*Given instruction*. Please write out every line below word for word, omitting the pictures.

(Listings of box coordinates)
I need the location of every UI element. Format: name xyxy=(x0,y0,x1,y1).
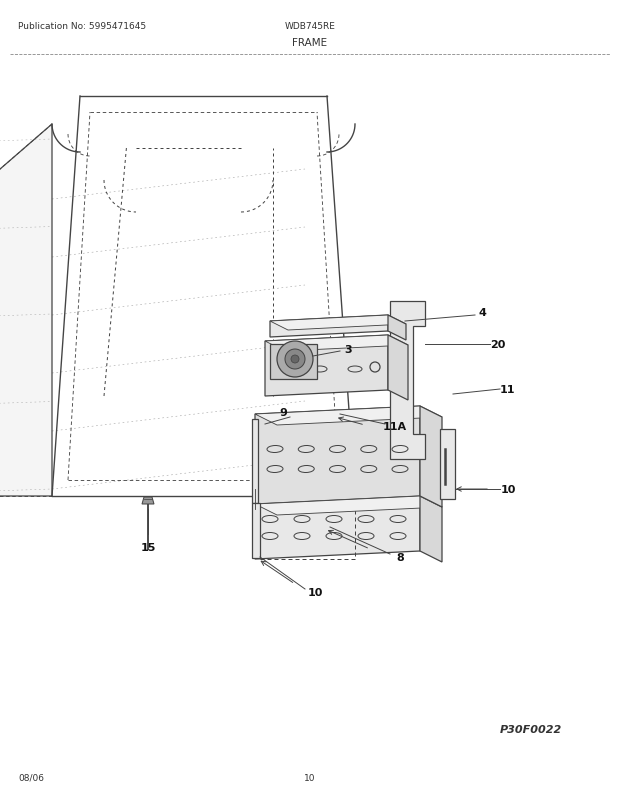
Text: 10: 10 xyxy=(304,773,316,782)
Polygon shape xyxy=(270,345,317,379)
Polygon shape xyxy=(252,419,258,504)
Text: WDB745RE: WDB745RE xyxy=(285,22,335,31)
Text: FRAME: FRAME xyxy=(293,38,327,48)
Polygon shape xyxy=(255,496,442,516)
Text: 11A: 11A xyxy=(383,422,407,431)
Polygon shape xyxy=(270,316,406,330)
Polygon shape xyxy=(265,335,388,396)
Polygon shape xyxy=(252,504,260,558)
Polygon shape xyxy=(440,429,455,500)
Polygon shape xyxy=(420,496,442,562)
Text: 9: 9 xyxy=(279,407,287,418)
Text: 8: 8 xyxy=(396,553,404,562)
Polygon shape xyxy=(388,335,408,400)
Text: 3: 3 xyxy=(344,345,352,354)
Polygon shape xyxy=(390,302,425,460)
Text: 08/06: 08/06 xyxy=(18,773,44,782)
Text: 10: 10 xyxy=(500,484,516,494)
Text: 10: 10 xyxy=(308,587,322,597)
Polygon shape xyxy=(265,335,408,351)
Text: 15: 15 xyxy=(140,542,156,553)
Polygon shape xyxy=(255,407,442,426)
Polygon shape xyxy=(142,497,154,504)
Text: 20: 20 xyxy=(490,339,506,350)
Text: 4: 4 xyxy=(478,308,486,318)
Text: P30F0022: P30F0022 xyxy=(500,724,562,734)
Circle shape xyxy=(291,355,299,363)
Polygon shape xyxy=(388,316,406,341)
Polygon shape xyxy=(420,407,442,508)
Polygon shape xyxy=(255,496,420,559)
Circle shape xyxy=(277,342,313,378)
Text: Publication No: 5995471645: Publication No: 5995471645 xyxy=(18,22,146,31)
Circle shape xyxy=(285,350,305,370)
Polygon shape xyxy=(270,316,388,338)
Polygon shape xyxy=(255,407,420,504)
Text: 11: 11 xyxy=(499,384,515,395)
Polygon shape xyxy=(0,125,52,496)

*Output of the exercise*.
I need the location of every UI element. Format: name xyxy=(x0,y0,x1,y1).
Text: 10: 10 xyxy=(304,773,316,782)
Polygon shape xyxy=(270,345,317,379)
Polygon shape xyxy=(252,419,258,504)
Text: WDB745RE: WDB745RE xyxy=(285,22,335,31)
Text: FRAME: FRAME xyxy=(293,38,327,48)
Polygon shape xyxy=(255,496,442,516)
Text: 11A: 11A xyxy=(383,422,407,431)
Polygon shape xyxy=(270,316,406,330)
Polygon shape xyxy=(265,335,388,396)
Polygon shape xyxy=(252,504,260,558)
Polygon shape xyxy=(440,429,455,500)
Polygon shape xyxy=(420,496,442,562)
Text: 9: 9 xyxy=(279,407,287,418)
Text: 8: 8 xyxy=(396,553,404,562)
Polygon shape xyxy=(388,335,408,400)
Text: 3: 3 xyxy=(344,345,352,354)
Polygon shape xyxy=(390,302,425,460)
Text: 08/06: 08/06 xyxy=(18,773,44,782)
Text: 10: 10 xyxy=(500,484,516,494)
Text: 10: 10 xyxy=(308,587,322,597)
Polygon shape xyxy=(265,335,408,351)
Text: 15: 15 xyxy=(140,542,156,553)
Polygon shape xyxy=(255,407,442,426)
Polygon shape xyxy=(142,497,154,504)
Text: 20: 20 xyxy=(490,339,506,350)
Text: 4: 4 xyxy=(478,308,486,318)
Text: P30F0022: P30F0022 xyxy=(500,724,562,734)
Circle shape xyxy=(291,355,299,363)
Polygon shape xyxy=(388,316,406,341)
Polygon shape xyxy=(420,407,442,508)
Polygon shape xyxy=(255,496,420,559)
Circle shape xyxy=(277,342,313,378)
Text: Publication No: 5995471645: Publication No: 5995471645 xyxy=(18,22,146,31)
Circle shape xyxy=(285,350,305,370)
Polygon shape xyxy=(270,316,388,338)
Polygon shape xyxy=(255,407,420,504)
Text: 11: 11 xyxy=(499,384,515,395)
Polygon shape xyxy=(0,125,52,496)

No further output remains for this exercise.